The entries are to be returned exactly, with images left out.
== Dataset excerpts ==
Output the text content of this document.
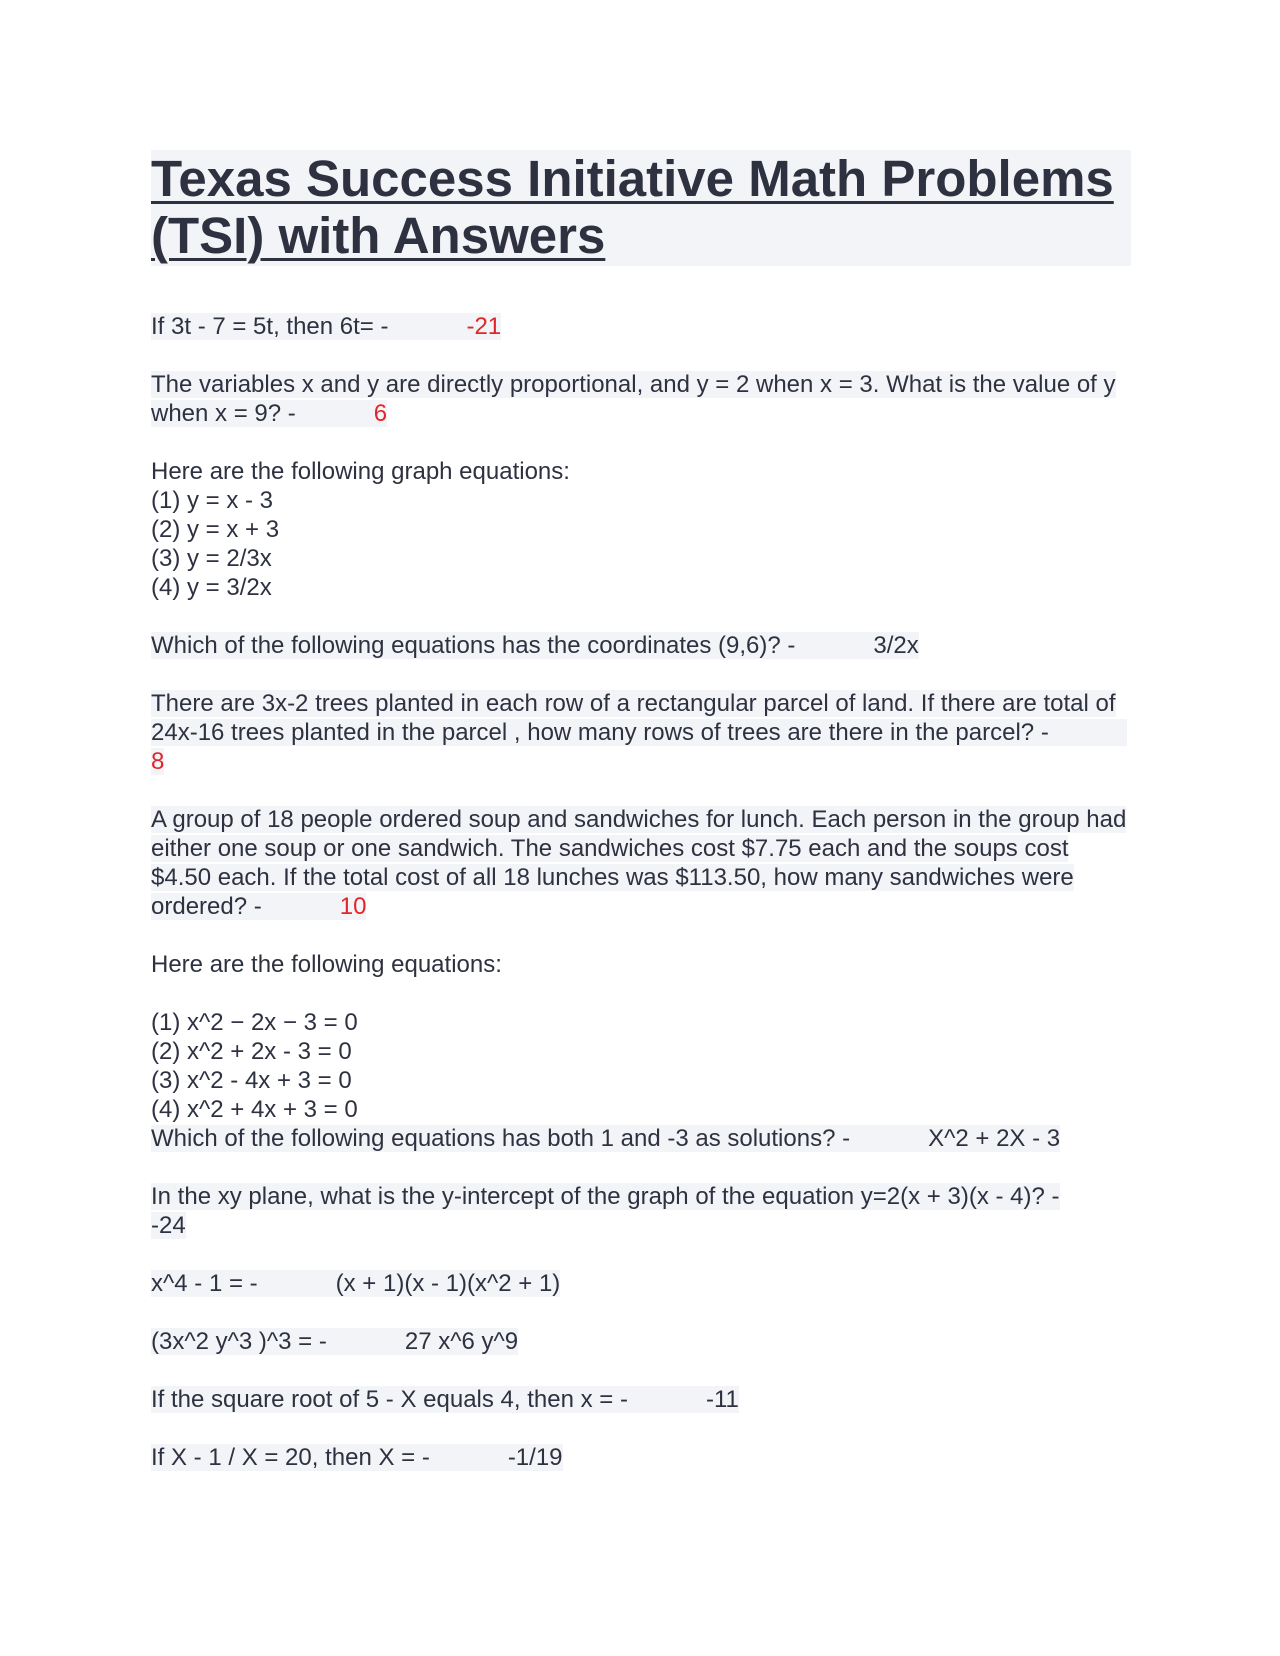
Texas Success Initiative Math Problems
(TSI) with Answers
If 3t - 7 = 5t, then 6t= -	-21
The variables x and y are directly proportional, and y = 2 when x = 3. What is the value of y when x = 9? -	6
Here are the following graph equations:
(1) y = x - 3
(2) y = x + 3
(3) y = 2/3x
(4) y = 3/2x
Which of the following equations has the coordinates (9,6)? -	3/2x
There are 3x-2 trees planted in each row of a rectangular parcel of land. If there are total of 24x-16 trees planted in the parcel , how many rows of trees are there in the parcel? -8
A group of 18 people ordered soup and sandwiches for lunch. Each person in the group had either one soup or one sandwich. The sandwiches cost $7.75 each and the soups cost $4.50 each. If the total cost of all 18 lunches was $113.50, how many sandwiches were ordered? -	10
Here are the following equations:
(1) x^2 − 2x − 3 = 0
(2) x^2 + 2x - 3 = 0
(3) x^2 - 4x + 3 = 0
(4) x^2 + 4x + 3 = 0
Which of the following equations has both 1 and -3 as solutions? -	X^2 + 2X - 3
In the xy plane, what is the y-intercept of the graph of the equation y=2(x + 3)(x - 4)? -
-24
x^4 - 1 = -	(x + 1)(x - 1)(x^2 + 1)
(3x^2 y^3 )^3 = -	27 x^6 y^9
If the square root of 5 - X equals 4, then x = -	-11
If X - 1 / X = 20, then X = -	-1/19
===
• Solution
Output the text content of this document.
Texas Success Initiative Math Problems
(TSI) with Answers
If 3t - 7 = 5t, then 6t= -	-21
The variables x and y are directly proportional, and y = 2 when x = 3. What is the value of y when x = 9? -	6
Here are the following graph equations:
(1) y = x - 3
(2) y = x + 3
(3) y = 2/3x
(4) y = 3/2x
Which of the following equations has the coordinates (9,6)? -	3/2x
There are 3x-2 trees planted in each row of a rectangular parcel of land. If there are total of 24x-16 trees planted in the parcel , how many rows of trees are there in the parcel? -8
A group of 18 people ordered soup and sandwiches for lunch. Each person in the group had either one soup or one sandwich. The sandwiches cost $7.75 each and the soups cost $4.50 each. If the total cost of all 18 lunches was $113.50, how many sandwiches were ordered? -	10
Here are the following equations:
(1) x^2 − 2x − 3 = 0
(2) x^2 + 2x - 3 = 0
(3) x^2 - 4x + 3 = 0
(4) x^2 + 4x + 3 = 0
Which of the following equations has both 1 and -3 as solutions? -	X^2 + 2X - 3
In the xy plane, what is the y-intercept of the graph of the equation y=2(x + 3)(x - 4)? -
-24
x^4 - 1 = -	(x + 1)(x - 1)(x^2 + 1)
(3x^2 y^3 )^3 = -	27 x^6 y^9
If the square root of 5 - X equals 4, then x = -	-11
If X - 1 / X = 20, then X = -	-1/19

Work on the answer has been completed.